Annotated element entries:
>> begin

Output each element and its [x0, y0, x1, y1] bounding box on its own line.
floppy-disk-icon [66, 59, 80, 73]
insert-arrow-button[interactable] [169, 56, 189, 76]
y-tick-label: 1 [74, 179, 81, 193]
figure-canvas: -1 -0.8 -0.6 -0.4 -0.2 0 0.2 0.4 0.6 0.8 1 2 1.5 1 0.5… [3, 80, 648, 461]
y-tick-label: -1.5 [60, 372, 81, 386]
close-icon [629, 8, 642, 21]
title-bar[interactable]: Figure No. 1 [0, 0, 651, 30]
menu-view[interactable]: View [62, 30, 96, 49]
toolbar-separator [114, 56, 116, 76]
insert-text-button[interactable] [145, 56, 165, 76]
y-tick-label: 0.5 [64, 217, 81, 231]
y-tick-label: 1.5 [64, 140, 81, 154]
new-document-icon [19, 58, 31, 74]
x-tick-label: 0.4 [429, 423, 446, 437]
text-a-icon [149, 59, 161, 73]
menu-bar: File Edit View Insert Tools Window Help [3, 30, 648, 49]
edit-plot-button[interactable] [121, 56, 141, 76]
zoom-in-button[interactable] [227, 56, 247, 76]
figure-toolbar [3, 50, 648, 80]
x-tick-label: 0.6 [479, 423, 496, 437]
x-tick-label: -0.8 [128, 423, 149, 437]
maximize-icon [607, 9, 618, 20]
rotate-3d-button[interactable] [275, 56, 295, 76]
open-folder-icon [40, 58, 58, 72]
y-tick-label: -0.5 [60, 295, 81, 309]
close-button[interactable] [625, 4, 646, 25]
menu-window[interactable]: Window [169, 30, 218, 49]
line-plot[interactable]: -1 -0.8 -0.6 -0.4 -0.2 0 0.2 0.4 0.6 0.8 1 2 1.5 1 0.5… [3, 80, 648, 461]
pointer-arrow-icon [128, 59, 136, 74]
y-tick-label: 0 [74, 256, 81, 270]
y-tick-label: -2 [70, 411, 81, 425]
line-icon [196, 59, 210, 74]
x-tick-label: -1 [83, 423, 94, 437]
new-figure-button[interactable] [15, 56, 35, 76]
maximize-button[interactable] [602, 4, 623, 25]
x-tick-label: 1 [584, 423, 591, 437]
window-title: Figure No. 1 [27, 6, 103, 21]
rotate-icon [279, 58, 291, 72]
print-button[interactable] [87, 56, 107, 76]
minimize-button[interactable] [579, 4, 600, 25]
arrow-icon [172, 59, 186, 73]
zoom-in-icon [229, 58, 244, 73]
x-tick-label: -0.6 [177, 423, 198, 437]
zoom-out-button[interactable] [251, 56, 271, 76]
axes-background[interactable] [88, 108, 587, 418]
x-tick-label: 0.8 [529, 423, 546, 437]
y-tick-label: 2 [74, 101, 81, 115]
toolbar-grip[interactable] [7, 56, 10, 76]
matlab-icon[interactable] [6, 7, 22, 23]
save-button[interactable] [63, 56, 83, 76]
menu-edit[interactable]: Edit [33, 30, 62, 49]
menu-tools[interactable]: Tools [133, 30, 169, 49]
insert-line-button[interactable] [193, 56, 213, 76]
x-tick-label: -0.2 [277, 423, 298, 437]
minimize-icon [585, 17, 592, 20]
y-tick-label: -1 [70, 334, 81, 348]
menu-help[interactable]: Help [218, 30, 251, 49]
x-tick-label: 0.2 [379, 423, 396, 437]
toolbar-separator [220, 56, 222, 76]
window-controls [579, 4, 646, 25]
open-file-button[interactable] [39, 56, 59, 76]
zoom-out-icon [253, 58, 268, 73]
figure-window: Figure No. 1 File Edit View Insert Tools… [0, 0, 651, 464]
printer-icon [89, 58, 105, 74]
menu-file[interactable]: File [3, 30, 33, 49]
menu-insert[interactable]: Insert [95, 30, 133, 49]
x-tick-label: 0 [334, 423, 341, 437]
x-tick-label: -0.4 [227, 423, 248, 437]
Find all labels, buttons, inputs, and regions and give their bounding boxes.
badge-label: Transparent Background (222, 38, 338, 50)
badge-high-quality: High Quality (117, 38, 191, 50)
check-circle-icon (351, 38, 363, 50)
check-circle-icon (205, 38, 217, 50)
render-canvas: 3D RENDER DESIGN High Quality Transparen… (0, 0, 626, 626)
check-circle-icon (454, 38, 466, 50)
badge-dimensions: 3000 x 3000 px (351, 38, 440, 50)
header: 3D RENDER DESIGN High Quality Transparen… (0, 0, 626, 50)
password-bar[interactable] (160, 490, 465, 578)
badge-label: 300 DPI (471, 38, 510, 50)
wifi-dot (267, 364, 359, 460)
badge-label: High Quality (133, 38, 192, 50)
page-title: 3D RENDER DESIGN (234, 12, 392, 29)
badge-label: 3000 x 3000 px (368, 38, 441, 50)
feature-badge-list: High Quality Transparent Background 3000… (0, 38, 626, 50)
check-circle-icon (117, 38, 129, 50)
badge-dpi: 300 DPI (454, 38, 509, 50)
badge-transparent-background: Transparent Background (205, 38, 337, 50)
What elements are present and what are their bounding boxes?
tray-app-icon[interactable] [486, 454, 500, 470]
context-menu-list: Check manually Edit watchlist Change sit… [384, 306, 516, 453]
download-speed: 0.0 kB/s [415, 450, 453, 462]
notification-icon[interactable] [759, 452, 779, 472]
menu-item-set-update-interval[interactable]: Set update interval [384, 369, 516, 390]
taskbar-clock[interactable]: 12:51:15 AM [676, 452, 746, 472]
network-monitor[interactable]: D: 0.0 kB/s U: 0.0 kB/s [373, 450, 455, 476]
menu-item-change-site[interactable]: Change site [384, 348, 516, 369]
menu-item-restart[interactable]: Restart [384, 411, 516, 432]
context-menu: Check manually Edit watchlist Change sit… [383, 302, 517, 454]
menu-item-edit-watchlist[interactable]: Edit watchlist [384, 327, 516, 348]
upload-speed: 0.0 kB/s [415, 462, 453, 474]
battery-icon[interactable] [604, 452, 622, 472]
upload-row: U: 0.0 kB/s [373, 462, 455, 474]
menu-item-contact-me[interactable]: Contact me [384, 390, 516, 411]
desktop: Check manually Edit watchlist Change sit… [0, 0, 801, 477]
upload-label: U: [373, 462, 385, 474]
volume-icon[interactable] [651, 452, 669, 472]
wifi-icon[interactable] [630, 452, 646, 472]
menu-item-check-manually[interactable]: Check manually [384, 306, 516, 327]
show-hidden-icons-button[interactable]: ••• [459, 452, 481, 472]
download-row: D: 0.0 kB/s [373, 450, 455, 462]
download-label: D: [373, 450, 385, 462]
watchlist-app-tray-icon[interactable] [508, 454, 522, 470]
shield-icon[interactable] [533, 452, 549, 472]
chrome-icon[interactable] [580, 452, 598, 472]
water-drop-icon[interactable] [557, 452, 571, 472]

>> end

WHAT YOU SHOULD DO :: Copy out the whole listing above, replacing every "interactable" with "clickable" and leaving everything else unchanged.

EXERCISE ANSWER ::
Output each element and its [x0, y0, x1, y1] bounding box on its own line.
floppy-disk-icon [66, 59, 80, 73]
insert-arrow-button[clickable] [169, 56, 189, 76]
y-tick-label: 1 [74, 179, 81, 193]
figure-canvas: -1 -0.8 -0.6 -0.4 -0.2 0 0.2 0.4 0.6 0.8 1 2 1.5 1 0.5… [3, 80, 648, 461]
y-tick-label: -1.5 [60, 372, 81, 386]
close-icon [629, 8, 642, 21]
title-bar[clickable]: Figure No. 1 [0, 0, 651, 30]
menu-view[clickable]: View [62, 30, 96, 49]
toolbar-separator [114, 56, 116, 76]
insert-text-button[clickable] [145, 56, 165, 76]
y-tick-label: 0.5 [64, 217, 81, 231]
y-tick-label: 1.5 [64, 140, 81, 154]
new-document-icon [19, 58, 31, 74]
x-tick-label: 0.4 [429, 423, 446, 437]
text-a-icon [149, 59, 161, 73]
menu-bar: File Edit View Insert Tools Window Help [3, 30, 648, 49]
edit-plot-button[clickable] [121, 56, 141, 76]
zoom-in-button[clickable] [227, 56, 247, 76]
figure-toolbar [3, 50, 648, 80]
x-tick-label: 0.6 [479, 423, 496, 437]
x-tick-label: -0.8 [128, 423, 149, 437]
maximize-icon [607, 9, 618, 20]
rotate-3d-button[clickable] [275, 56, 295, 76]
open-folder-icon [40, 58, 58, 72]
y-tick-label: -0.5 [60, 295, 81, 309]
close-button[clickable] [625, 4, 646, 25]
menu-window[clickable]: Window [169, 30, 218, 49]
line-plot[clickable]: -1 -0.8 -0.6 -0.4 -0.2 0 0.2 0.4 0.6 0.8 1 2 1.5 1 0.5… [3, 80, 648, 461]
pointer-arrow-icon [128, 59, 136, 74]
y-tick-label: 0 [74, 256, 81, 270]
y-tick-label: -2 [70, 411, 81, 425]
line-icon [196, 59, 210, 74]
x-tick-label: -1 [83, 423, 94, 437]
new-figure-button[clickable] [15, 56, 35, 76]
maximize-button[clickable] [602, 4, 623, 25]
x-tick-label: 1 [584, 423, 591, 437]
window-title: Figure No. 1 [27, 6, 103, 21]
rotate-icon [279, 58, 291, 72]
print-button[clickable] [87, 56, 107, 76]
minimize-button[clickable] [579, 4, 600, 25]
arrow-icon [172, 59, 186, 73]
zoom-in-icon [229, 58, 244, 73]
x-tick-label: -0.6 [177, 423, 198, 437]
zoom-out-button[clickable] [251, 56, 271, 76]
axes-background[clickable] [88, 108, 587, 418]
x-tick-label: 0.8 [529, 423, 546, 437]
y-tick-label: 2 [74, 101, 81, 115]
toolbar-grip[clickable] [7, 56, 10, 76]
matlab-icon[clickable] [6, 7, 22, 23]
save-button[clickable] [63, 56, 83, 76]
menu-edit[clickable]: Edit [33, 30, 62, 49]
menu-tools[clickable]: Tools [133, 30, 169, 49]
insert-line-button[clickable] [193, 56, 213, 76]
x-tick-label: -0.2 [277, 423, 298, 437]
minimize-icon [585, 17, 592, 20]
y-tick-label: -1 [70, 334, 81, 348]
menu-help[clickable]: Help [218, 30, 251, 49]
x-tick-label: 0.2 [379, 423, 396, 437]
toolbar-separator [220, 56, 222, 76]
window-controls [579, 4, 646, 25]
open-file-button[clickable] [39, 56, 59, 76]
zoom-out-icon [253, 58, 268, 73]
figure-window: Figure No. 1 File Edit View Insert Tools… [0, 0, 651, 464]
printer-icon [89, 58, 105, 74]
menu-file[clickable]: File [3, 30, 33, 49]
menu-insert[clickable]: Insert [95, 30, 133, 49]
x-tick-label: 0 [334, 423, 341, 437]
x-tick-label: -0.4 [227, 423, 248, 437]
Find all labels, buttons, inputs, and regions and give their bounding boxes.
badge-label: Transparent Background (222, 38, 338, 50)
badge-high-quality: High Quality (117, 38, 191, 50)
check-circle-icon (351, 38, 363, 50)
check-circle-icon (205, 38, 217, 50)
render-canvas: 3D RENDER DESIGN High Quality Transparen… (0, 0, 626, 626)
check-circle-icon (454, 38, 466, 50)
badge-dimensions: 3000 x 3000 px (351, 38, 440, 50)
header: 3D RENDER DESIGN High Quality Transparen… (0, 0, 626, 50)
password-bar[clickable] (160, 490, 465, 578)
badge-label: 300 DPI (471, 38, 510, 50)
wifi-dot (267, 364, 359, 460)
badge-label: High Quality (133, 38, 192, 50)
page-title: 3D RENDER DESIGN (234, 12, 392, 29)
badge-label: 3000 x 3000 px (368, 38, 441, 50)
feature-badge-list: High Quality Transparent Background 3000… (0, 38, 626, 50)
check-circle-icon (117, 38, 129, 50)
badge-dpi: 300 DPI (454, 38, 509, 50)
badge-transparent-background: Transparent Background (205, 38, 337, 50)
What elements are present and what are their bounding boxes?
tray-app-icon[clickable] [486, 454, 500, 470]
context-menu-list: Check manually Edit watchlist Change sit… [384, 306, 516, 453]
download-speed: 0.0 kB/s [415, 450, 453, 462]
notification-icon[clickable] [759, 452, 779, 472]
menu-item-set-update-interval[clickable]: Set update interval [384, 369, 516, 390]
taskbar-clock[clickable]: 12:51:15 AM [676, 452, 746, 472]
network-monitor[clickable]: D: 0.0 kB/s U: 0.0 kB/s [373, 450, 455, 476]
menu-item-change-site[clickable]: Change site [384, 348, 516, 369]
menu-item-restart[clickable]: Restart [384, 411, 516, 432]
context-menu: Check manually Edit watchlist Change sit… [383, 302, 517, 454]
menu-item-edit-watchlist[clickable]: Edit watchlist [384, 327, 516, 348]
upload-speed: 0.0 kB/s [415, 462, 453, 474]
battery-icon[clickable] [604, 452, 622, 472]
upload-row: U: 0.0 kB/s [373, 462, 455, 474]
menu-item-contact-me[clickable]: Contact me [384, 390, 516, 411]
desktop: Check manually Edit watchlist Change sit… [0, 0, 801, 477]
upload-label: U: [373, 462, 385, 474]
volume-icon[clickable] [651, 452, 669, 472]
wifi-icon[clickable] [630, 452, 646, 472]
menu-item-check-manually[clickable]: Check manually [384, 306, 516, 327]
show-hidden-icons-button[clickable]: ••• [459, 452, 481, 472]
download-row: D: 0.0 kB/s [373, 450, 455, 462]
download-label: D: [373, 450, 385, 462]
watchlist-app-tray-icon[clickable] [508, 454, 522, 470]
shield-icon[clickable] [533, 452, 549, 472]
chrome-icon[clickable] [580, 452, 598, 472]
water-drop-icon[clickable] [557, 452, 571, 472]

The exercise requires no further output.